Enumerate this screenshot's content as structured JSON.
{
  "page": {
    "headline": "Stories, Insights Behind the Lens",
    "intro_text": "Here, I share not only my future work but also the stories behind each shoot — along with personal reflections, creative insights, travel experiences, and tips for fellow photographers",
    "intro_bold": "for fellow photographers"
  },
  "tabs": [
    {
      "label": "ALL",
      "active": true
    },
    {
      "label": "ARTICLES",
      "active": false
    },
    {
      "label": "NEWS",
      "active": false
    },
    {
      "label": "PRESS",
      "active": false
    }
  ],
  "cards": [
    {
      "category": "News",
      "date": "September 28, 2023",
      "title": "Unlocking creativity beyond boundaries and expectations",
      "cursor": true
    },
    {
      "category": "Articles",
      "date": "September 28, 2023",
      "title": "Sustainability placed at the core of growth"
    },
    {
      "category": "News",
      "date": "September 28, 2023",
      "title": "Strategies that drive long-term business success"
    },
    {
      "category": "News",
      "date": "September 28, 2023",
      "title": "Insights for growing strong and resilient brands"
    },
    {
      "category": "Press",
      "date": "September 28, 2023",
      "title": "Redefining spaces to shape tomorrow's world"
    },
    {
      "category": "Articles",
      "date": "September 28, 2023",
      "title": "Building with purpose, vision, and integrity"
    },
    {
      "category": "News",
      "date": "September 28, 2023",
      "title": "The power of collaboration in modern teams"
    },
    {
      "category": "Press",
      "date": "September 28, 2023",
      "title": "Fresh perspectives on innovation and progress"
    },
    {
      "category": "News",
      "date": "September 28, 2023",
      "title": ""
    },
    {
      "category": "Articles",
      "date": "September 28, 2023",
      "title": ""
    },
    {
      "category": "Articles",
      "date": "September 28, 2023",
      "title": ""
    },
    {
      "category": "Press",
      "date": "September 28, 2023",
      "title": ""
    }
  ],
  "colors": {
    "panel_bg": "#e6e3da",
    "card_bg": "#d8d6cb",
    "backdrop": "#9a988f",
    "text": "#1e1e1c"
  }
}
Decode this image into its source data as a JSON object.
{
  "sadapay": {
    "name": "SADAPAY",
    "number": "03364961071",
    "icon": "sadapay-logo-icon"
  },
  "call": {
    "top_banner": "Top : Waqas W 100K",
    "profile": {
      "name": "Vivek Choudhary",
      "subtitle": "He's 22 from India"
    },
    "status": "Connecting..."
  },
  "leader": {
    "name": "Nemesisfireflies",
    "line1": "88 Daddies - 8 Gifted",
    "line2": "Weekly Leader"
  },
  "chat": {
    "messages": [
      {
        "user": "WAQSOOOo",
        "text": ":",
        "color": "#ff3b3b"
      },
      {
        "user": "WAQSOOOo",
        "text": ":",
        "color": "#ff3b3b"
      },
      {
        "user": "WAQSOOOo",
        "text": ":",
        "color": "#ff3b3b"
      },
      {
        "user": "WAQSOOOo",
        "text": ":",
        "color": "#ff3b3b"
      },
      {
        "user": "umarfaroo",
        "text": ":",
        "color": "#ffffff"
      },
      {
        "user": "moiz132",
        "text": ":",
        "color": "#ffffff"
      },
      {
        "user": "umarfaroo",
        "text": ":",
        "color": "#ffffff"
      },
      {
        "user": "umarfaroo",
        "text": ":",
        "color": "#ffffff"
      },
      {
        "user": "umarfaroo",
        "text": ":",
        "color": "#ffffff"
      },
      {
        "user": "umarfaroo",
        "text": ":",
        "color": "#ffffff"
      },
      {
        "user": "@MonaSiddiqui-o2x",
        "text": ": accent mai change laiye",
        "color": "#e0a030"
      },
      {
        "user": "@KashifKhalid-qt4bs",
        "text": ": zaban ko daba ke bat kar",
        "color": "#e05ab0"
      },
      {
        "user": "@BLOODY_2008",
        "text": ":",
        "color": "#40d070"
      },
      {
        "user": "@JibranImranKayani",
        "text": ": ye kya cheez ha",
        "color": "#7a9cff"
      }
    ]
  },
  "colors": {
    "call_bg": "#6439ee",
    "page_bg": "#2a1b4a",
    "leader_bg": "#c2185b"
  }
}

=== Problem to work on ===
Each line of the material should be duplicated exactly, please.

=== Output of the task ===
Enumerate this screenshot's content as structured JSON.
{
  "page": {
    "headline": "Stories, Insights Behind the Lens",
    "intro_text": "Here, I share not only my future work but also the stories behind each shoot — along with personal reflections, creative insights, travel experiences, and tips for fellow photographers",
    "intro_bold": "for fellow photographers"
  },
  "tabs": [
    {
      "label": "ALL",
      "active": true
    },
    {
      "label": "ARTICLES",
      "active": false
    },
    {
      "label": "NEWS",
      "active": false
    },
    {
      "label": "PRESS",
      "active": false
    }
  ],
  "cards": [
    {
      "category": "News",
      "date": "September 28, 2023",
      "title": "Unlocking creativity beyond boundaries and expectations",
      "cursor": true
    },
    {
      "category": "Articles",
      "date": "September 28, 2023",
      "title": "Sustainability placed at the core of growth"
    },
    {
      "category": "News",
      "date": "September 28, 2023",
      "title": "Strategies that drive long-term business success"
    },
    {
      "category": "News",
      "date": "September 28, 2023",
      "title": "Insights for growing strong and resilient brands"
    },
    {
      "category": "Press",
      "date": "September 28, 2023",
      "title": "Redefining spaces to shape tomorrow's world"
    },
    {
      "category": "Articles",
      "date": "September 28, 2023",
      "title": "Building with purpose, vision, and integrity"
    },
    {
      "category": "News",
      "date": "September 28, 2023",
      "title": "The power of collaboration in modern teams"
    },
    {
      "category": "Press",
      "date": "September 28, 2023",
      "title": "Fresh perspectives on innovation and progress"
    },
    {
      "category": "News",
      "date": "September 28, 2023",
      "title": ""
    },
    {
      "category": "Articles",
      "date": "September 28, 2023",
      "title": ""
    },
    {
      "category": "Articles",
      "date": "September 28, 2023",
      "title": ""
    },
    {
      "category": "Press",
      "date": "September 28, 2023",
      "title": ""
    }
  ],
  "colors": {
    "panel_bg": "#e6e3da",
    "card_bg": "#d8d6cb",
    "backdrop": "#9a988f",
    "text": "#1e1e1c"
  }
}
Decode this image into its source data as a JSON object.
{
  "sadapay": {
    "name": "SADAPAY",
    "number": "03364961071",
    "icon": "sadapay-logo-icon"
  },
  "call": {
    "top_banner": "Top : Waqas W 100K",
    "profile": {
      "name": "Vivek Choudhary",
      "subtitle": "He's 22 from India"
    },
    "status": "Connecting..."
  },
  "leader": {
    "name": "Nemesisfireflies",
    "line1": "88 Daddies - 8 Gifted",
    "line2": "Weekly Leader"
  },
  "chat": {
    "messages": [
      {
        "user": "WAQSOOOo",
        "text": ":",
        "color": "#ff3b3b"
      },
      {
        "user": "WAQSOOOo",
        "text": ":",
        "color": "#ff3b3b"
      },
      {
        "user": "WAQSOOOo",
        "text": ":",
        "color": "#ff3b3b"
      },
      {
        "user": "WAQSOOOo",
        "text": ":",
        "color": "#ff3b3b"
      },
      {
        "user": "umarfaroo",
        "text": ":",
        "color": "#ffffff"
      },
      {
        "user": "moiz132",
        "text": ":",
        "color": "#ffffff"
      },
      {
        "user": "umarfaroo",
        "text": ":",
        "color": "#ffffff"
      },
      {
        "user": "umarfaroo",
        "text": ":",
        "color": "#ffffff"
      },
      {
        "user": "umarfaroo",
        "text": ":",
        "color": "#ffffff"
      },
      {
        "user": "umarfaroo",
        "text": ":",
        "color": "#ffffff"
      },
      {
        "user": "@MonaSiddiqui-o2x",
        "text": ": accent mai change laiye",
        "color": "#e0a030"
      },
      {
        "user": "@KashifKhalid-qt4bs",
        "text": ": zaban ko daba ke bat kar",
        "color": "#e05ab0"
      },
      {
        "user": "@BLOODY_2008",
        "text": ":",
        "color": "#40d070"
      },
      {
        "user": "@JibranImranKayani",
        "text": ": ye kya cheez ha",
        "color": "#7a9cff"
      }
    ]
  },
  "colors": {
    "call_bg": "#6439ee",
    "page_bg": "#2a1b4a",
    "leader_bg": "#c2185b"
  }
}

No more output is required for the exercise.